**Task details:** Copy each of the entries below faithfully, setting aside any pictures.

**Exercise data:**
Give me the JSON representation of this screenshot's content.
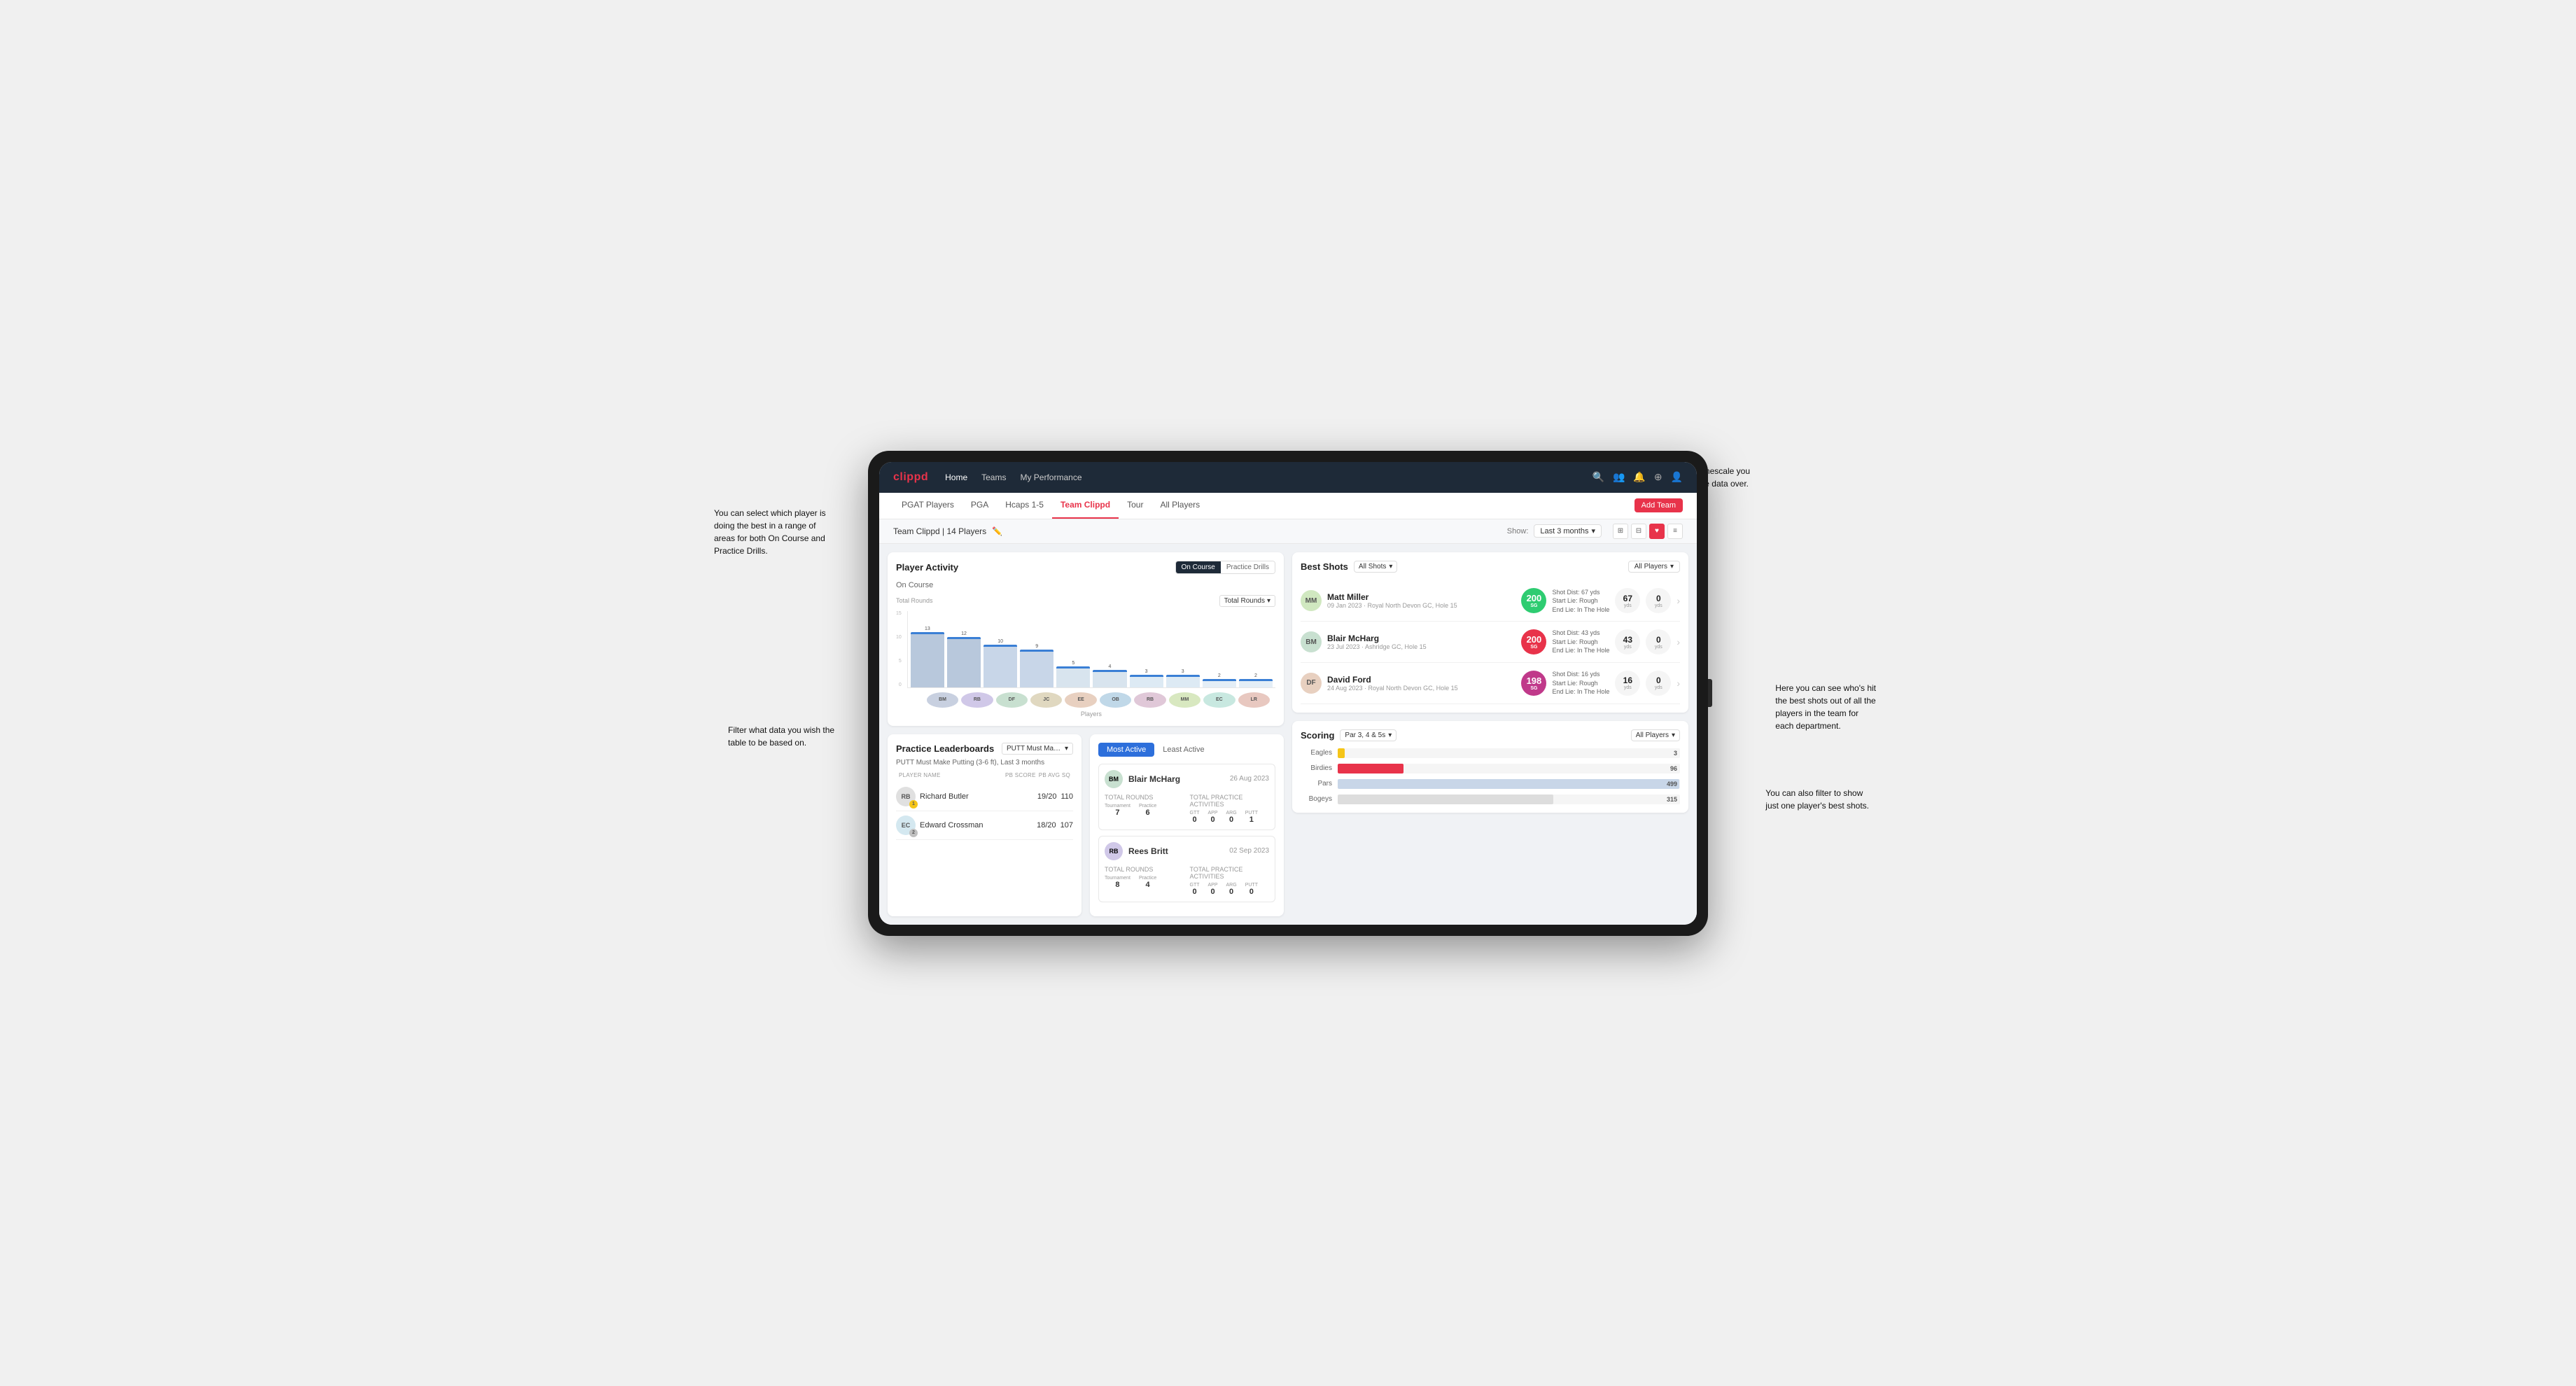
{
  "annotations": {
    "top_right": "Choose the timescale you\nwish to see the data over.",
    "left_top": "You can select which player is\ndoing the best in a range of\nareas for both On Course and\nPractice Drills.",
    "left_bottom": "Filter what data you wish the\ntable to be based on.",
    "right_mid": "Here you can see who's hit\nthe best shots out of all the\nplayers in the team for\neach department.",
    "right_bottom": "You can also filter to show\njust one player's best shots."
  },
  "topnav": {
    "logo": "clippd",
    "links": [
      "Home",
      "Teams",
      "My Performance"
    ],
    "icons": [
      "search",
      "people",
      "bell",
      "add-circle",
      "profile"
    ]
  },
  "subnav": {
    "items": [
      "PGAT Players",
      "PGA",
      "Hcaps 1-5",
      "Team Clippd",
      "Tour",
      "All Players"
    ],
    "active": "Team Clippd",
    "add_button": "Add Team"
  },
  "teamheader": {
    "title": "Team Clippd | 14 Players",
    "show_label": "Show:",
    "show_value": "Last 3 months",
    "views": [
      "grid-large",
      "grid",
      "heart",
      "list"
    ]
  },
  "player_activity": {
    "title": "Player Activity",
    "toggle_options": [
      "On Course",
      "Practice Drills"
    ],
    "active_toggle": "On Course",
    "section": "On Course",
    "chart_dropdown": "Total Rounds",
    "y_axis_label": "Total Rounds",
    "y_ticks": [
      "15",
      "10",
      "5",
      "0"
    ],
    "bars": [
      {
        "name": "B. McHarg",
        "value": 13,
        "height_pct": 87
      },
      {
        "name": "R. Britt",
        "value": 12,
        "height_pct": 80
      },
      {
        "name": "D. Ford",
        "value": 10,
        "height_pct": 67
      },
      {
        "name": "J. Coles",
        "value": 9,
        "height_pct": 60
      },
      {
        "name": "E. Ebert",
        "value": 5,
        "height_pct": 33
      },
      {
        "name": "O. Billingham",
        "value": 4,
        "height_pct": 27
      },
      {
        "name": "R. Butler",
        "value": 3,
        "height_pct": 20
      },
      {
        "name": "M. Miller",
        "value": 3,
        "height_pct": 20
      },
      {
        "name": "E. Crossman",
        "value": 2,
        "height_pct": 13
      },
      {
        "name": "L. Robertson",
        "value": 2,
        "height_pct": 13
      }
    ],
    "x_axis_label": "Players"
  },
  "practice_leaderboards": {
    "title": "Practice Leaderboards",
    "dropdown": "PUTT Must Make Putting...",
    "subtitle": "PUTT Must Make Putting (3-6 ft), Last 3 months",
    "columns": [
      "PLAYER NAME",
      "PB SCORE",
      "PB AVG SQ"
    ],
    "players": [
      {
        "name": "Richard Butler",
        "score": "19/20",
        "avg": "110",
        "rank": 1
      },
      {
        "name": "Edward Crossman",
        "score": "18/20",
        "avg": "107",
        "rank": 2
      }
    ]
  },
  "most_active": {
    "tabs": [
      "Most Active",
      "Least Active"
    ],
    "active_tab": "Most Active",
    "players": [
      {
        "name": "Blair McHarg",
        "date": "26 Aug 2023",
        "total_rounds_label": "Total Rounds",
        "tournament": "7",
        "practice": "6",
        "total_practice_label": "Total Practice Activities",
        "gtt": "0",
        "app": "0",
        "arg": "0",
        "putt": "1"
      },
      {
        "name": "Rees Britt",
        "date": "02 Sep 2023",
        "total_rounds_label": "Total Rounds",
        "tournament": "8",
        "practice": "4",
        "total_practice_label": "Total Practice Activities",
        "gtt": "0",
        "app": "0",
        "arg": "0",
        "putt": "0"
      }
    ]
  },
  "best_shots": {
    "title": "Best Shots",
    "filter1": "All Shots",
    "filter2": "All Players",
    "players": [
      {
        "name": "Matt Miller",
        "meta": "09 Jan 2023 · Royal North Devon GC, Hole 15",
        "badge_num": "200",
        "badge_label": "SG",
        "badge_color": "green",
        "desc": "Shot Dist: 67 yds\nStart Lie: Rough\nEnd Lie: In The Hole",
        "stat1": "67",
        "stat1_unit": "yds",
        "stat2": "0",
        "stat2_unit": "yds"
      },
      {
        "name": "Blair McHarg",
        "meta": "23 Jul 2023 · Ashridge GC, Hole 15",
        "badge_num": "200",
        "badge_label": "SG",
        "badge_color": "pink",
        "desc": "Shot Dist: 43 yds\nStart Lie: Rough\nEnd Lie: In The Hole",
        "stat1": "43",
        "stat1_unit": "yds",
        "stat2": "0",
        "stat2_unit": "yds"
      },
      {
        "name": "David Ford",
        "meta": "24 Aug 2023 · Royal North Devon GC, Hole 15",
        "badge_num": "198",
        "badge_label": "SG",
        "badge_color": "pink",
        "desc": "Shot Dist: 16 yds\nStart Lie: Rough\nEnd Lie: In The Hole",
        "stat1": "16",
        "stat1_unit": "yds",
        "stat2": "0",
        "stat2_unit": "yds"
      }
    ]
  },
  "scoring": {
    "title": "Scoring",
    "filter1": "Par 3, 4 & 5s",
    "filter2": "All Players",
    "rows": [
      {
        "label": "Eagles",
        "value": 3,
        "max": 500,
        "color": "eagles"
      },
      {
        "label": "Birdies",
        "value": 96,
        "max": 500,
        "color": "birdies"
      },
      {
        "label": "Pars",
        "value": 499,
        "max": 500,
        "color": "pars"
      },
      {
        "label": "Bogeys",
        "value": 315,
        "max": 500,
        "color": "bogeys"
      }
    ]
  }
}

**Problem solution:**
Give me the JSON representation of this screenshot's content.
{
  "annotations": {
    "top_right": "Choose the timescale you\nwish to see the data over.",
    "left_top": "You can select which player is\ndoing the best in a range of\nareas for both On Course and\nPractice Drills.",
    "left_bottom": "Filter what data you wish the\ntable to be based on.",
    "right_mid": "Here you can see who's hit\nthe best shots out of all the\nplayers in the team for\neach department.",
    "right_bottom": "You can also filter to show\njust one player's best shots."
  },
  "topnav": {
    "logo": "clippd",
    "links": [
      "Home",
      "Teams",
      "My Performance"
    ],
    "icons": [
      "search",
      "people",
      "bell",
      "add-circle",
      "profile"
    ]
  },
  "subnav": {
    "items": [
      "PGAT Players",
      "PGA",
      "Hcaps 1-5",
      "Team Clippd",
      "Tour",
      "All Players"
    ],
    "active": "Team Clippd",
    "add_button": "Add Team"
  },
  "teamheader": {
    "title": "Team Clippd | 14 Players",
    "show_label": "Show:",
    "show_value": "Last 3 months",
    "views": [
      "grid-large",
      "grid",
      "heart",
      "list"
    ]
  },
  "player_activity": {
    "title": "Player Activity",
    "toggle_options": [
      "On Course",
      "Practice Drills"
    ],
    "active_toggle": "On Course",
    "section": "On Course",
    "chart_dropdown": "Total Rounds",
    "y_axis_label": "Total Rounds",
    "y_ticks": [
      "15",
      "10",
      "5",
      "0"
    ],
    "bars": [
      {
        "name": "B. McHarg",
        "value": 13,
        "height_pct": 87
      },
      {
        "name": "R. Britt",
        "value": 12,
        "height_pct": 80
      },
      {
        "name": "D. Ford",
        "value": 10,
        "height_pct": 67
      },
      {
        "name": "J. Coles",
        "value": 9,
        "height_pct": 60
      },
      {
        "name": "E. Ebert",
        "value": 5,
        "height_pct": 33
      },
      {
        "name": "O. Billingham",
        "value": 4,
        "height_pct": 27
      },
      {
        "name": "R. Butler",
        "value": 3,
        "height_pct": 20
      },
      {
        "name": "M. Miller",
        "value": 3,
        "height_pct": 20
      },
      {
        "name": "E. Crossman",
        "value": 2,
        "height_pct": 13
      },
      {
        "name": "L. Robertson",
        "value": 2,
        "height_pct": 13
      }
    ],
    "x_axis_label": "Players"
  },
  "practice_leaderboards": {
    "title": "Practice Leaderboards",
    "dropdown": "PUTT Must Make Putting...",
    "subtitle": "PUTT Must Make Putting (3-6 ft), Last 3 months",
    "columns": [
      "PLAYER NAME",
      "PB SCORE",
      "PB AVG SQ"
    ],
    "players": [
      {
        "name": "Richard Butler",
        "score": "19/20",
        "avg": "110",
        "rank": 1
      },
      {
        "name": "Edward Crossman",
        "score": "18/20",
        "avg": "107",
        "rank": 2
      }
    ]
  },
  "most_active": {
    "tabs": [
      "Most Active",
      "Least Active"
    ],
    "active_tab": "Most Active",
    "players": [
      {
        "name": "Blair McHarg",
        "date": "26 Aug 2023",
        "total_rounds_label": "Total Rounds",
        "tournament": "7",
        "practice": "6",
        "total_practice_label": "Total Practice Activities",
        "gtt": "0",
        "app": "0",
        "arg": "0",
        "putt": "1"
      },
      {
        "name": "Rees Britt",
        "date": "02 Sep 2023",
        "total_rounds_label": "Total Rounds",
        "tournament": "8",
        "practice": "4",
        "total_practice_label": "Total Practice Activities",
        "gtt": "0",
        "app": "0",
        "arg": "0",
        "putt": "0"
      }
    ]
  },
  "best_shots": {
    "title": "Best Shots",
    "filter1": "All Shots",
    "filter2": "All Players",
    "players": [
      {
        "name": "Matt Miller",
        "meta": "09 Jan 2023 · Royal North Devon GC, Hole 15",
        "badge_num": "200",
        "badge_label": "SG",
        "badge_color": "green",
        "desc": "Shot Dist: 67 yds\nStart Lie: Rough\nEnd Lie: In The Hole",
        "stat1": "67",
        "stat1_unit": "yds",
        "stat2": "0",
        "stat2_unit": "yds"
      },
      {
        "name": "Blair McHarg",
        "meta": "23 Jul 2023 · Ashridge GC, Hole 15",
        "badge_num": "200",
        "badge_label": "SG",
        "badge_color": "pink",
        "desc": "Shot Dist: 43 yds\nStart Lie: Rough\nEnd Lie: In The Hole",
        "stat1": "43",
        "stat1_unit": "yds",
        "stat2": "0",
        "stat2_unit": "yds"
      },
      {
        "name": "David Ford",
        "meta": "24 Aug 2023 · Royal North Devon GC, Hole 15",
        "badge_num": "198",
        "badge_label": "SG",
        "badge_color": "pink",
        "desc": "Shot Dist: 16 yds\nStart Lie: Rough\nEnd Lie: In The Hole",
        "stat1": "16",
        "stat1_unit": "yds",
        "stat2": "0",
        "stat2_unit": "yds"
      }
    ]
  },
  "scoring": {
    "title": "Scoring",
    "filter1": "Par 3, 4 & 5s",
    "filter2": "All Players",
    "rows": [
      {
        "label": "Eagles",
        "value": 3,
        "max": 500,
        "color": "eagles"
      },
      {
        "label": "Birdies",
        "value": 96,
        "max": 500,
        "color": "birdies"
      },
      {
        "label": "Pars",
        "value": 499,
        "max": 500,
        "color": "pars"
      },
      {
        "label": "Bogeys",
        "value": 315,
        "max": 500,
        "color": "bogeys"
      }
    ]
  }
}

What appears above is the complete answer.